Exercise details:
Copy each line that holds "FunctionFrontend".

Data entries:

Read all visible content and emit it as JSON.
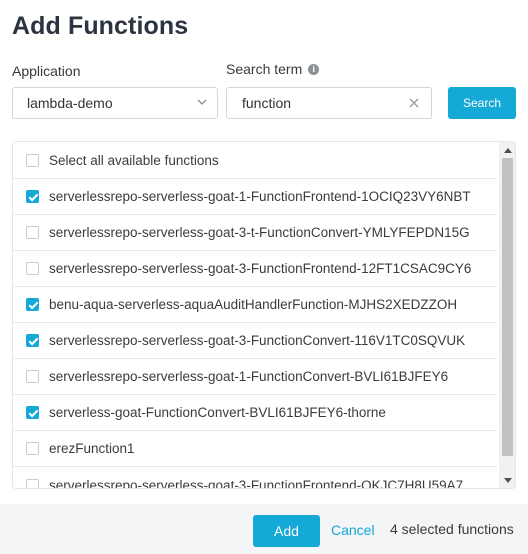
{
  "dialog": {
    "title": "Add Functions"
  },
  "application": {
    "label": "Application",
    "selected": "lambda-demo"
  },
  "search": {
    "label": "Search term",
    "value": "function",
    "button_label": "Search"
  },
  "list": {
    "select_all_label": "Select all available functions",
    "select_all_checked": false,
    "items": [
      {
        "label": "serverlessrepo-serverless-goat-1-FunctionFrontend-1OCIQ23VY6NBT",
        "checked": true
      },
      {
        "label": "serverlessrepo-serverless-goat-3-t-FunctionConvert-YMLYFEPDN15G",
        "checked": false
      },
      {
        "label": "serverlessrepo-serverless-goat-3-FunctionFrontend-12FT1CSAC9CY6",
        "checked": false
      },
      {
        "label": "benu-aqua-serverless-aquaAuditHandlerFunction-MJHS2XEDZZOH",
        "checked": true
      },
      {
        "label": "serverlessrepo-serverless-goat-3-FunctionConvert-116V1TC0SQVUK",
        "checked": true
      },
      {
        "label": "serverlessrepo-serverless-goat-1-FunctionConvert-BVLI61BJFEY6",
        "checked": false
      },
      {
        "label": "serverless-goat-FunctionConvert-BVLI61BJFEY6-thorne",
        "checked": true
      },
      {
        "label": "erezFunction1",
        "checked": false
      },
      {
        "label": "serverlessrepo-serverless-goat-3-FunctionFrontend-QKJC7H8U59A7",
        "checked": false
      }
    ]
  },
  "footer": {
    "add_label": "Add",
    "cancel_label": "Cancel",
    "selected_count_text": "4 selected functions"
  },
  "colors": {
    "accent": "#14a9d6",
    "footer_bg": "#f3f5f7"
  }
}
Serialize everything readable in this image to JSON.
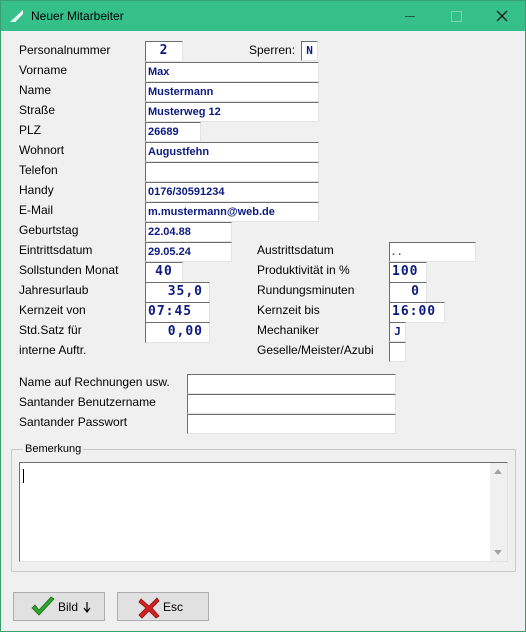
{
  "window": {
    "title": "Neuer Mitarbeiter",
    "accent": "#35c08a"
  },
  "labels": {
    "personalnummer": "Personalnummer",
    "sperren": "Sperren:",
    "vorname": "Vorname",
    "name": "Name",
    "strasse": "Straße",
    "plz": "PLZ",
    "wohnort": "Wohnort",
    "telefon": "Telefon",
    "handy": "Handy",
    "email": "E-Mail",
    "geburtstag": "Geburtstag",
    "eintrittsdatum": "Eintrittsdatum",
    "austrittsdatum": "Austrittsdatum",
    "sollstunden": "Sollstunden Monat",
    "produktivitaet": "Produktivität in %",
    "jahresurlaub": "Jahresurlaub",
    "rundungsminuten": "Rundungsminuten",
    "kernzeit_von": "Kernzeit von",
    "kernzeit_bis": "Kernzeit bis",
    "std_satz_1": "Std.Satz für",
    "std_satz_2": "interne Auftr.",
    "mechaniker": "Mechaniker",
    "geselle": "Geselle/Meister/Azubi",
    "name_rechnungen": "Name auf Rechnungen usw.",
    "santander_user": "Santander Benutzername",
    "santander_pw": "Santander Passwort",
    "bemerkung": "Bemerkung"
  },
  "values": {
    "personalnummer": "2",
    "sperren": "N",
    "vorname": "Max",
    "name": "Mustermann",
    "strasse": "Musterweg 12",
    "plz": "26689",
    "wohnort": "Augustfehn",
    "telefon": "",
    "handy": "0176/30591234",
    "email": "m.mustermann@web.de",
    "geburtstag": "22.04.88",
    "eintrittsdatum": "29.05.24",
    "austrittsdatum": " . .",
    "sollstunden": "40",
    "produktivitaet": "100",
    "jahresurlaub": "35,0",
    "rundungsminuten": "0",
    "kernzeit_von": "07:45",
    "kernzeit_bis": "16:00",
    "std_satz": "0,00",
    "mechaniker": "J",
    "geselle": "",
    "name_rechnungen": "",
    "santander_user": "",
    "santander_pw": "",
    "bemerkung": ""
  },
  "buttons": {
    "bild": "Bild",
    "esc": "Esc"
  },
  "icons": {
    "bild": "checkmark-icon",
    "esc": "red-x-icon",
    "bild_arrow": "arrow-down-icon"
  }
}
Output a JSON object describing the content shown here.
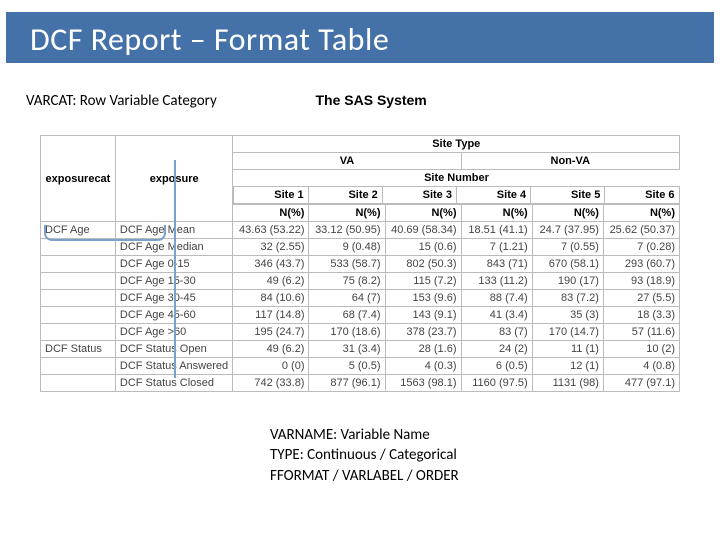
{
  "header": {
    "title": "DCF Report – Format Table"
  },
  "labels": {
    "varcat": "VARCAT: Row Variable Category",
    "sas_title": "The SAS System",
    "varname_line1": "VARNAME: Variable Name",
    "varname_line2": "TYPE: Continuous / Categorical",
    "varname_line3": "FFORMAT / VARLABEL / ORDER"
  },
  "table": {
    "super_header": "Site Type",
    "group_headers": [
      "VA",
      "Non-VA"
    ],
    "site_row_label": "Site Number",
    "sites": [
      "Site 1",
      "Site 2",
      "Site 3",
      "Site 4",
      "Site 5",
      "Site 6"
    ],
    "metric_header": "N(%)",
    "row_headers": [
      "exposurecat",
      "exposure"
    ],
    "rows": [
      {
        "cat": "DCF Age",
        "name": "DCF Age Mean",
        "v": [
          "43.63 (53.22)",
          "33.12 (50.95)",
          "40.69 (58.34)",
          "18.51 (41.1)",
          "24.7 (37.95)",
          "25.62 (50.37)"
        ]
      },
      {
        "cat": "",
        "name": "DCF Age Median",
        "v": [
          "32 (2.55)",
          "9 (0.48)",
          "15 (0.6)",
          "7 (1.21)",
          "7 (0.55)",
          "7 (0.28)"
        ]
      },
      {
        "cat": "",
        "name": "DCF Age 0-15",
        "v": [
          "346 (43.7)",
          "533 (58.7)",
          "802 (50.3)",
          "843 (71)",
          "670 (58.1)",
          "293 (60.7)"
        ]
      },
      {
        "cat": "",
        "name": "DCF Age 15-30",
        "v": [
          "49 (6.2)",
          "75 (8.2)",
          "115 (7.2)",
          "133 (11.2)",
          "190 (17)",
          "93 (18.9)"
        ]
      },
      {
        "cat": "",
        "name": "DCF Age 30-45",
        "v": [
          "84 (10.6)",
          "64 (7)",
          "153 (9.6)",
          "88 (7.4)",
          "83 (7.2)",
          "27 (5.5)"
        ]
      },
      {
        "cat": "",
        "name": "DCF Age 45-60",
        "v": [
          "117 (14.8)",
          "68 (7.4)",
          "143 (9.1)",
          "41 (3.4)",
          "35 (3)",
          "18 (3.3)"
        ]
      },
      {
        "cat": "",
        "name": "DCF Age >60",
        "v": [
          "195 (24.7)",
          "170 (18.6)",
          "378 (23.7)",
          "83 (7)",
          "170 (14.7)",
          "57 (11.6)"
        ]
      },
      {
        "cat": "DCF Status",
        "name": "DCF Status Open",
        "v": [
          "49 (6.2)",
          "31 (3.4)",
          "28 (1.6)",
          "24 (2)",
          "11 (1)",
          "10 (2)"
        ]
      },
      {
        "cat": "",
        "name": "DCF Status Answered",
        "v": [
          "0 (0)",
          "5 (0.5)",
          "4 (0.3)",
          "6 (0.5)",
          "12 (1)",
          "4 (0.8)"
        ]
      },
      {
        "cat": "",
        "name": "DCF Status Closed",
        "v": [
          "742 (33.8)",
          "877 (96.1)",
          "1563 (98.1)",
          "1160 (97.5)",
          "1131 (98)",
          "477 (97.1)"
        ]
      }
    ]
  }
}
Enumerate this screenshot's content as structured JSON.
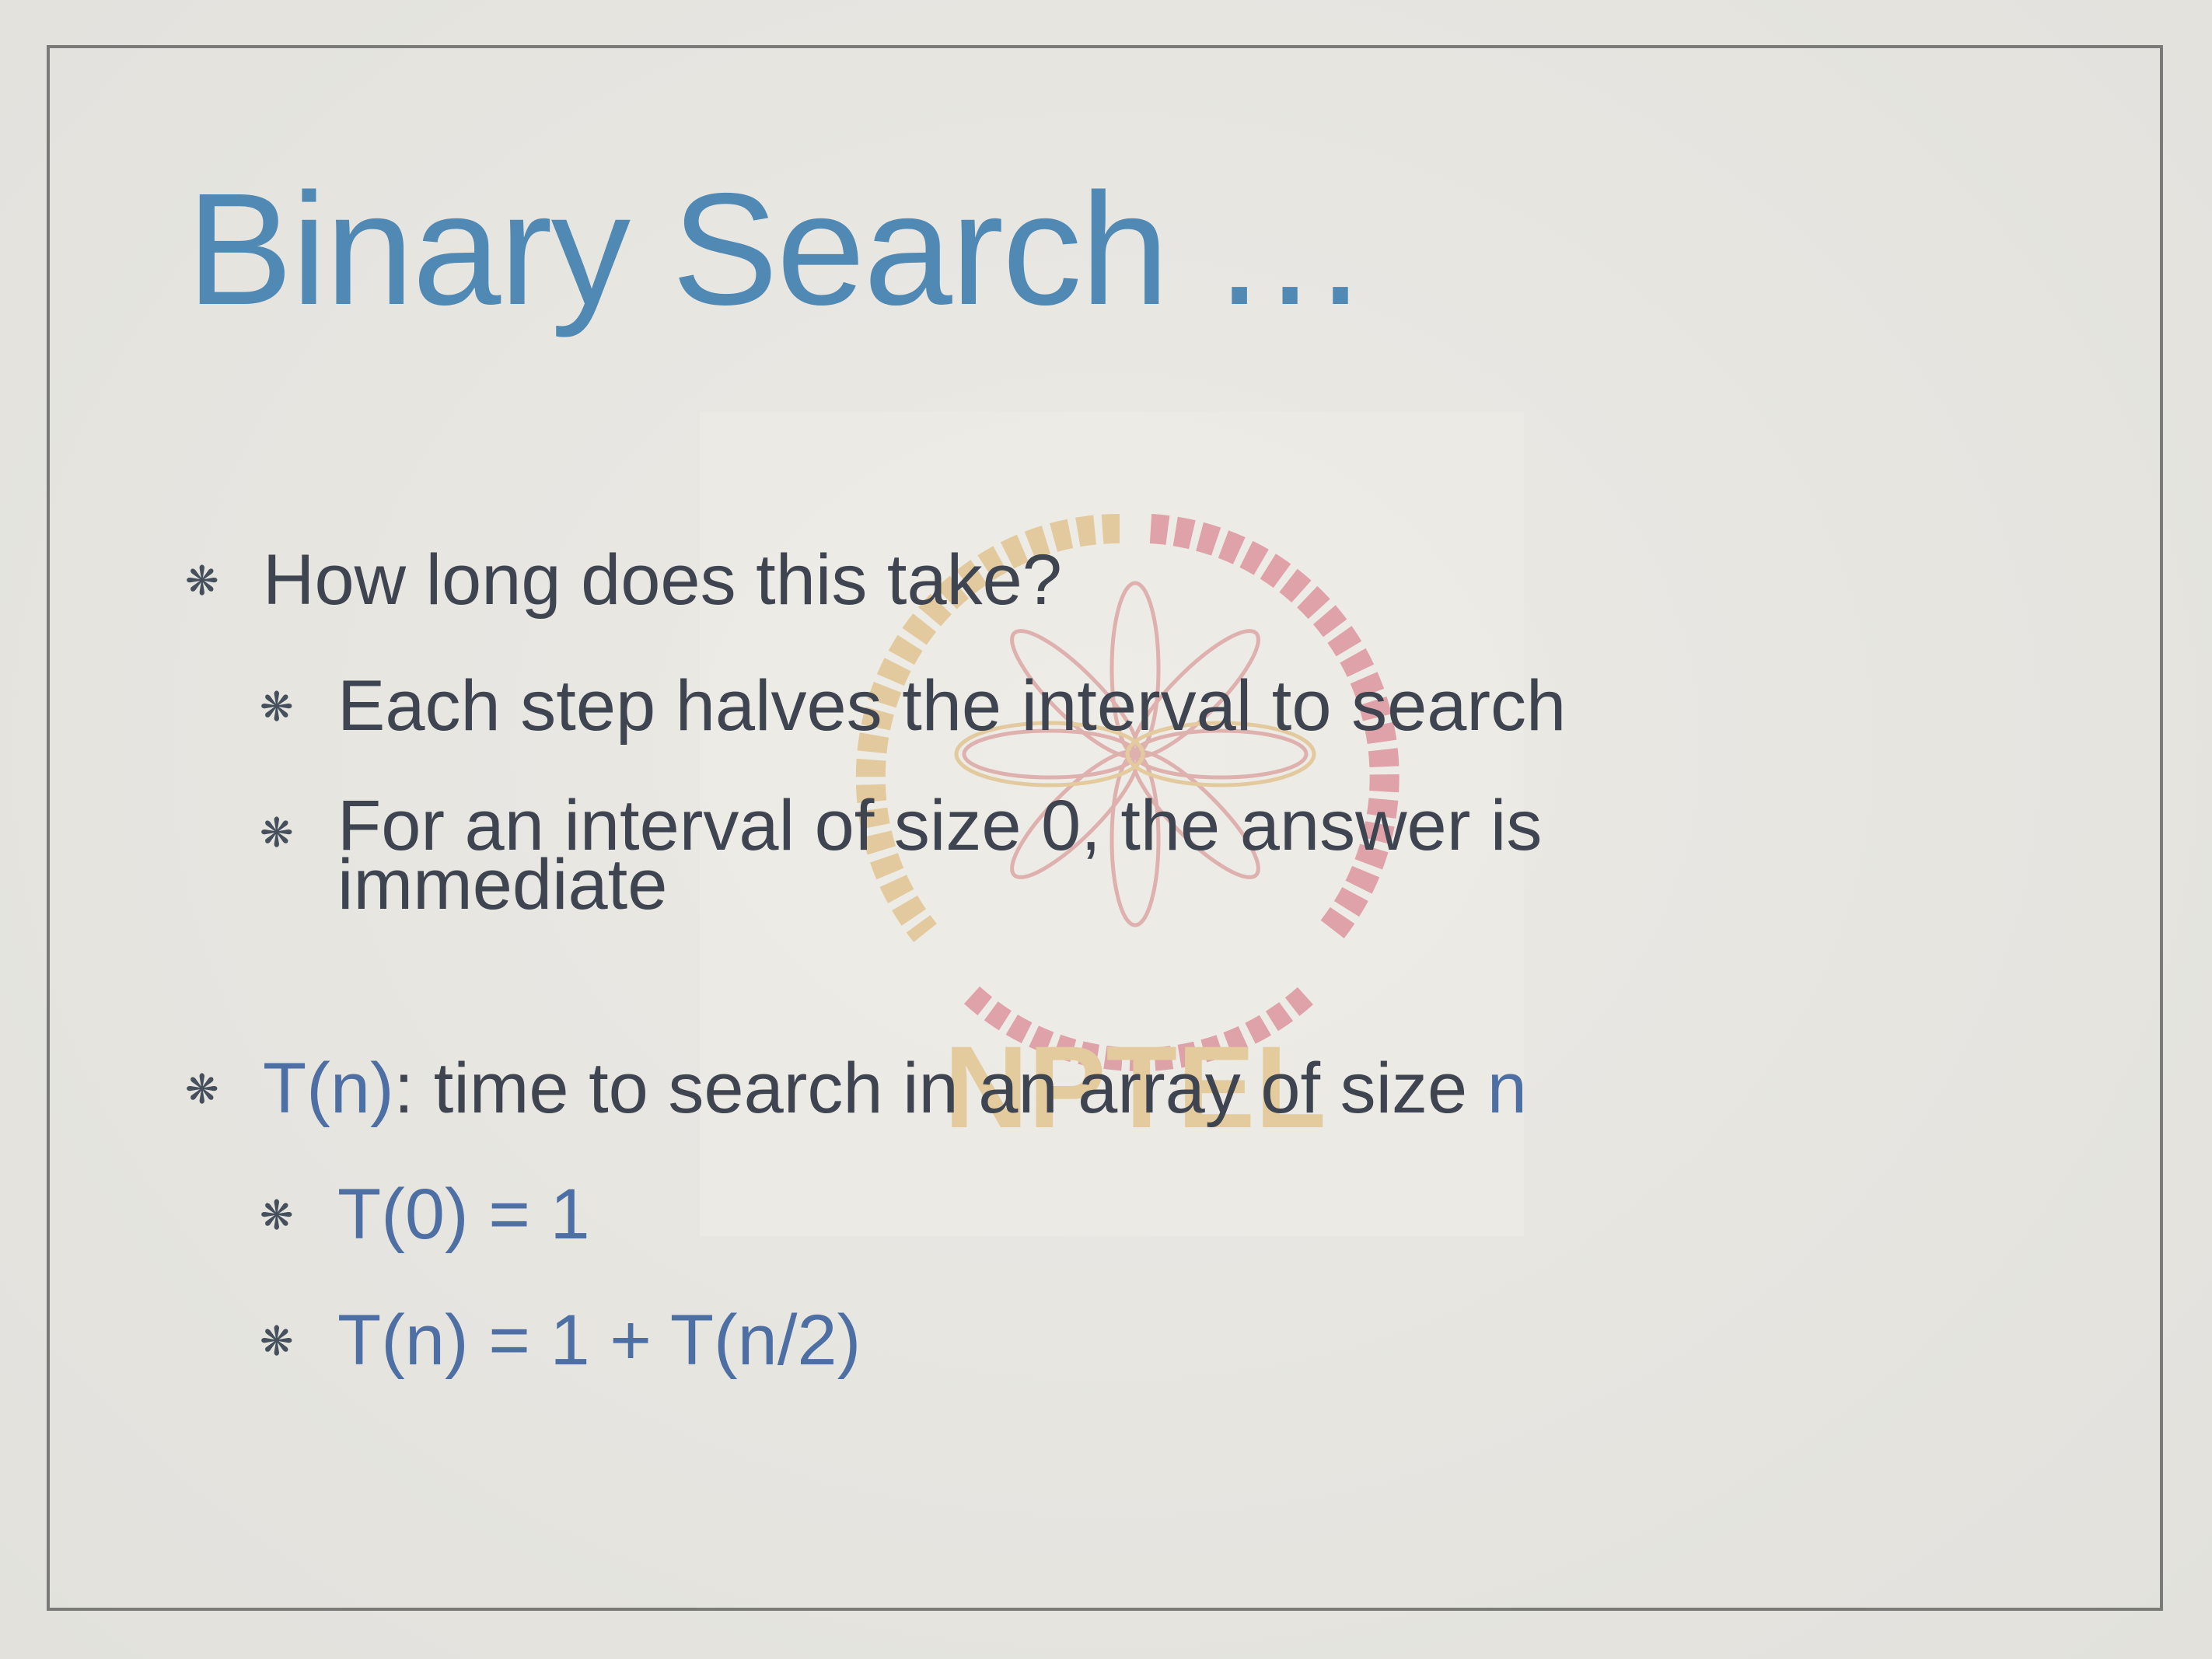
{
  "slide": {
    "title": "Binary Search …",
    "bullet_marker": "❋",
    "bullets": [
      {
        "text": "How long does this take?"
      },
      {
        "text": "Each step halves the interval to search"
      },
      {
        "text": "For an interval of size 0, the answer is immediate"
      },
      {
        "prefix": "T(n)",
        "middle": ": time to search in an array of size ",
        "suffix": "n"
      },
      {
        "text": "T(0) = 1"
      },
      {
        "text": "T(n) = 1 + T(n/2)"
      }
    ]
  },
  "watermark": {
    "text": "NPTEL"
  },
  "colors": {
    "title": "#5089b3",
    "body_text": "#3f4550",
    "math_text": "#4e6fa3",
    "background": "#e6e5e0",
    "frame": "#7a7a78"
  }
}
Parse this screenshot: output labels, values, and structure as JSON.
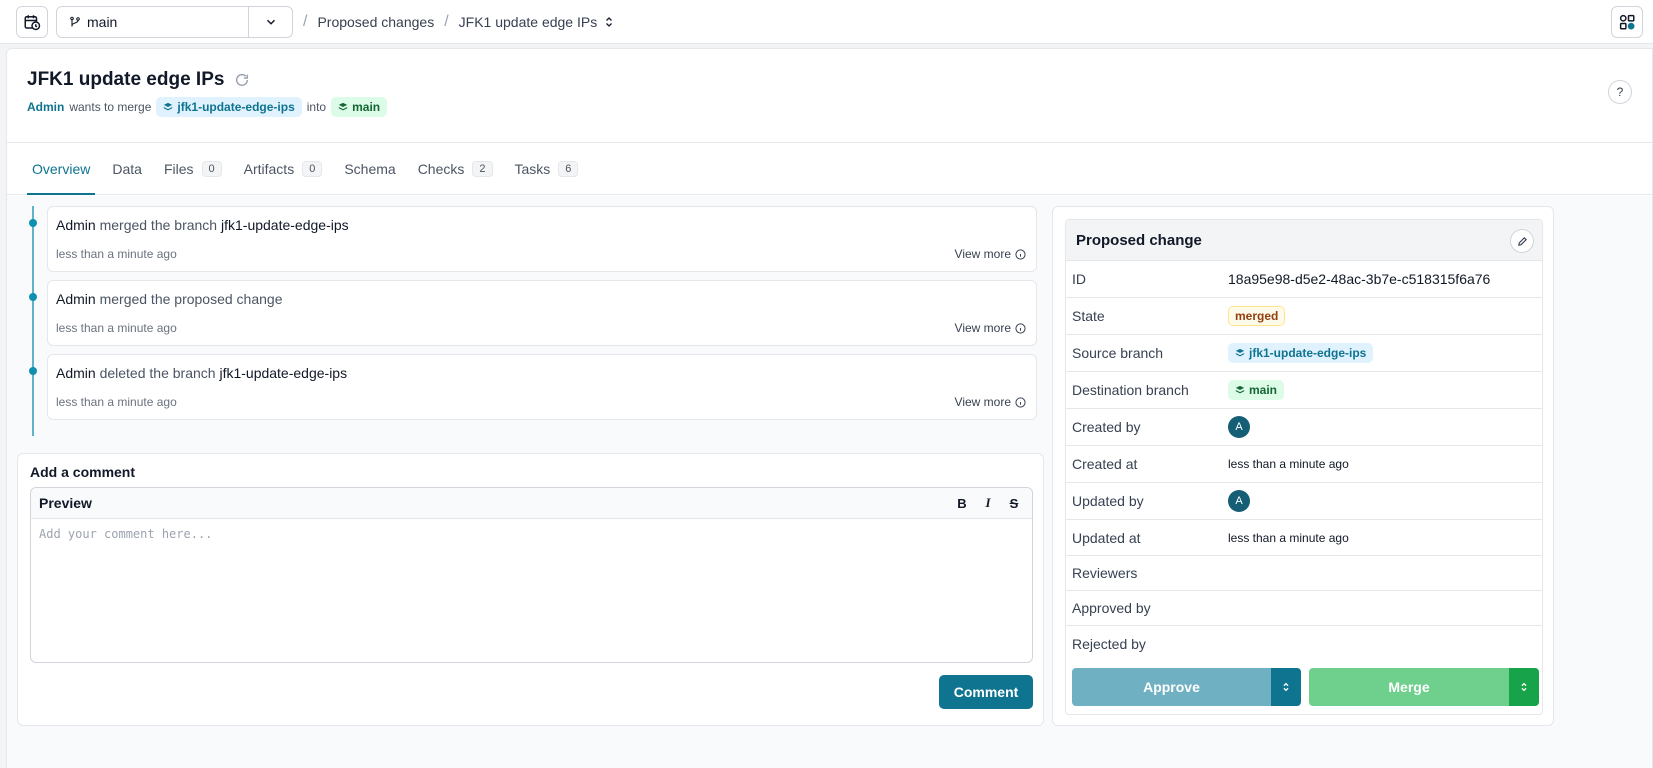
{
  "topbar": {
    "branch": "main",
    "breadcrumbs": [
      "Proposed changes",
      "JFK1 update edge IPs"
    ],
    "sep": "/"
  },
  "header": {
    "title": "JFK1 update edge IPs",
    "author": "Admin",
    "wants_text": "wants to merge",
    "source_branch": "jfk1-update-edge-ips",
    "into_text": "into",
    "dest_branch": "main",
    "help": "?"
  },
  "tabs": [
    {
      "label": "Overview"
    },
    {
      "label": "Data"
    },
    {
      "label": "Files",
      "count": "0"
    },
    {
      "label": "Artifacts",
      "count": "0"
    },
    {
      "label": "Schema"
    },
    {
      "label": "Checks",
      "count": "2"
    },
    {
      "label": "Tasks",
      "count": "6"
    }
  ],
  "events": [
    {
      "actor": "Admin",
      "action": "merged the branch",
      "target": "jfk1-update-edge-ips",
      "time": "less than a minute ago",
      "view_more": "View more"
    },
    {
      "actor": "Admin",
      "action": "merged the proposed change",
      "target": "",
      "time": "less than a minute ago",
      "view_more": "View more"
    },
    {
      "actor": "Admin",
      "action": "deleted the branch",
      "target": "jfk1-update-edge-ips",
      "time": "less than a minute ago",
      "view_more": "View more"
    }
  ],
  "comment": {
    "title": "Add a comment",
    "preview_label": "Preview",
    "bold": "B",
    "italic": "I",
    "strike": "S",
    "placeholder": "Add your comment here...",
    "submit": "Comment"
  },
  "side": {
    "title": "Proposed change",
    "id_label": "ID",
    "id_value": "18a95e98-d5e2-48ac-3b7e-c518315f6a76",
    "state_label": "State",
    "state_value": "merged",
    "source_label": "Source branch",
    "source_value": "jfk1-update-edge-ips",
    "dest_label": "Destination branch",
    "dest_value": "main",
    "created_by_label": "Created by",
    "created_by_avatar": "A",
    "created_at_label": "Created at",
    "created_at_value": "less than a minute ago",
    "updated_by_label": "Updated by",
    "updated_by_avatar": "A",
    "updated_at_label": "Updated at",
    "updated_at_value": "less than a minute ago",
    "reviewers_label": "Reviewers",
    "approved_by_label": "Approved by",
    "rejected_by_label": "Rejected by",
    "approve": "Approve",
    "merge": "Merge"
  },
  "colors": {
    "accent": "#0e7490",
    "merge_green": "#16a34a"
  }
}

Problem solution:
        "label": "serverlessrepo-serverless-goat-1-FunctionFrontend-1OCIQ23VY6NBT",
        "label": "serverlessrepo-serverless-goat-3-FunctionFrontend-12FT1CSAC9CY6",
        "label": "serverlessrepo-serverless-goat-3-FunctionFrontend-QKJC7H8U59A7",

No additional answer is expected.